What to do: Copy every record below, exactly as written.

* BEGIN Exercise materials *

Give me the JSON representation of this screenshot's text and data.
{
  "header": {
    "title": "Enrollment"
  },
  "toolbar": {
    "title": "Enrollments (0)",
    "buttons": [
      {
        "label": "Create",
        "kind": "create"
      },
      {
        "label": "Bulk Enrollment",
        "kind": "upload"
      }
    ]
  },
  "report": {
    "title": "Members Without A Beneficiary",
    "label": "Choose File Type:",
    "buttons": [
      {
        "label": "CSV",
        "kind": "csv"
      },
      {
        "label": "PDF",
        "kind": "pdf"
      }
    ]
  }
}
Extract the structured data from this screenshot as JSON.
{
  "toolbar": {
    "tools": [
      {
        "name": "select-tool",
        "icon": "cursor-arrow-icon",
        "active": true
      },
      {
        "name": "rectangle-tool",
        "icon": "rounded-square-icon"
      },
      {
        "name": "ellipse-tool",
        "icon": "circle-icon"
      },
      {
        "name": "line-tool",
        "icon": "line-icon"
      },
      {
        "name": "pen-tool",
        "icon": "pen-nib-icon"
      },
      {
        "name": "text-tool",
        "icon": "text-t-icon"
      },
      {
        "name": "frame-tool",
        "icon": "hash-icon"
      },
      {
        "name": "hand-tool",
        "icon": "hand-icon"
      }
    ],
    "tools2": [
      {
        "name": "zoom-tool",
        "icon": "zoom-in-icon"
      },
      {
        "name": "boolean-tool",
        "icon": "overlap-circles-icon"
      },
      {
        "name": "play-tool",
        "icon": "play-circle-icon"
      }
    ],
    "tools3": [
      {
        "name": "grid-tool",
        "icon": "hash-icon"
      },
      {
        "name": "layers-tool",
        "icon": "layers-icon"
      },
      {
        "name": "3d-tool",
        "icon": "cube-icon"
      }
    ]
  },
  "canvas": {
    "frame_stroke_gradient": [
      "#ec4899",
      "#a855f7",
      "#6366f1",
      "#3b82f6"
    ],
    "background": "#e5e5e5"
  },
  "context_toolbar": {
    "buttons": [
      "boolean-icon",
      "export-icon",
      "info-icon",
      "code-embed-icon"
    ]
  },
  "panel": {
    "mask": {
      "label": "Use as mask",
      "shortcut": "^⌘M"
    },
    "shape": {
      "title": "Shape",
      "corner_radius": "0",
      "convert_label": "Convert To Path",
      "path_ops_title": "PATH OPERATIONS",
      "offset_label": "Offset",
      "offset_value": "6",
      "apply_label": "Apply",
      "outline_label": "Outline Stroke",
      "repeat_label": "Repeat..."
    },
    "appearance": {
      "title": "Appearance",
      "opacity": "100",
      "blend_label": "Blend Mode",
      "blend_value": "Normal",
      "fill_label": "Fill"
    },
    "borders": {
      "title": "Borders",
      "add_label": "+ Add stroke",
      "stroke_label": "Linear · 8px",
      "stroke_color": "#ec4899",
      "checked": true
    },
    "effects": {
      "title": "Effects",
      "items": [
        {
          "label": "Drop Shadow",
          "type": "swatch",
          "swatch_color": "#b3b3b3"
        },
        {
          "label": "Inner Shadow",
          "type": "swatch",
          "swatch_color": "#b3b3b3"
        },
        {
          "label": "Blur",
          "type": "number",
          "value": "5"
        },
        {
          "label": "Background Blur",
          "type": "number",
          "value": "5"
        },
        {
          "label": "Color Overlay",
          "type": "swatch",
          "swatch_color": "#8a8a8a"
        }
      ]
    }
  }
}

* END Exercise materials *

Exercise answer:
Give me the JSON representation of this screenshot's text and data.
{
  "header": {
    "title": "Enrollment"
  },
  "toolbar": {
    "title": "Enrollments (0)",
    "buttons": [
      {
        "label": "Create",
        "kind": "create"
      },
      {
        "label": "Bulk Enrollment",
        "kind": "upload"
      }
    ]
  },
  "report": {
    "title": "Members Without A Beneficiary",
    "label": "Choose File Type:",
    "buttons": [
      {
        "label": "CSV",
        "kind": "csv"
      },
      {
        "label": "PDF",
        "kind": "pdf"
      }
    ]
  }
}
Extract the structured data from this screenshot as JSON.
{
  "toolbar": {
    "tools": [
      {
        "name": "select-tool",
        "icon": "cursor-arrow-icon",
        "active": true
      },
      {
        "name": "rectangle-tool",
        "icon": "rounded-square-icon"
      },
      {
        "name": "ellipse-tool",
        "icon": "circle-icon"
      },
      {
        "name": "line-tool",
        "icon": "line-icon"
      },
      {
        "name": "pen-tool",
        "icon": "pen-nib-icon"
      },
      {
        "name": "text-tool",
        "icon": "text-t-icon"
      },
      {
        "name": "frame-tool",
        "icon": "hash-icon"
      },
      {
        "name": "hand-tool",
        "icon": "hand-icon"
      }
    ],
    "tools2": [
      {
        "name": "zoom-tool",
        "icon": "zoom-in-icon"
      },
      {
        "name": "boolean-tool",
        "icon": "overlap-circles-icon"
      },
      {
        "name": "play-tool",
        "icon": "play-circle-icon"
      }
    ],
    "tools3": [
      {
        "name": "grid-tool",
        "icon": "hash-icon"
      },
      {
        "name": "layers-tool",
        "icon": "layers-icon"
      },
      {
        "name": "3d-tool",
        "icon": "cube-icon"
      }
    ]
  },
  "canvas": {
    "frame_stroke_gradient": [
      "#ec4899",
      "#a855f7",
      "#6366f1",
      "#3b82f6"
    ],
    "background": "#e5e5e5"
  },
  "context_toolbar": {
    "buttons": [
      "boolean-icon",
      "export-icon",
      "info-icon",
      "code-embed-icon"
    ]
  },
  "panel": {
    "mask": {
      "label": "Use as mask",
      "shortcut": "^⌘M"
    },
    "shape": {
      "title": "Shape",
      "corner_radius": "0",
      "convert_label": "Convert To Path",
      "path_ops_title": "PATH OPERATIONS",
      "offset_label": "Offset",
      "offset_value": "6",
      "apply_label": "Apply",
      "outline_label": "Outline Stroke",
      "repeat_label": "Repeat..."
    },
    "appearance": {
      "title": "Appearance",
      "opacity": "100",
      "blend_label": "Blend Mode",
      "blend_value": "Normal",
      "fill_label": "Fill"
    },
    "borders": {
      "title": "Borders",
      "add_label": "+ Add stroke",
      "stroke_label": "Linear · 8px",
      "stroke_color": "#ec4899",
      "checked": true
    },
    "effects": {
      "title": "Effects",
      "items": [
        {
          "label": "Drop Shadow",
          "type": "swatch",
          "swatch_color": "#b3b3b3"
        },
        {
          "label": "Inner Shadow",
          "type": "swatch",
          "swatch_color": "#b3b3b3"
        },
        {
          "label": "Blur",
          "type": "number",
          "value": "5"
        },
        {
          "label": "Background Blur",
          "type": "number",
          "value": "5"
        },
        {
          "label": "Color Overlay",
          "type": "swatch",
          "swatch_color": "#8a8a8a"
        }
      ]
    }
  }
}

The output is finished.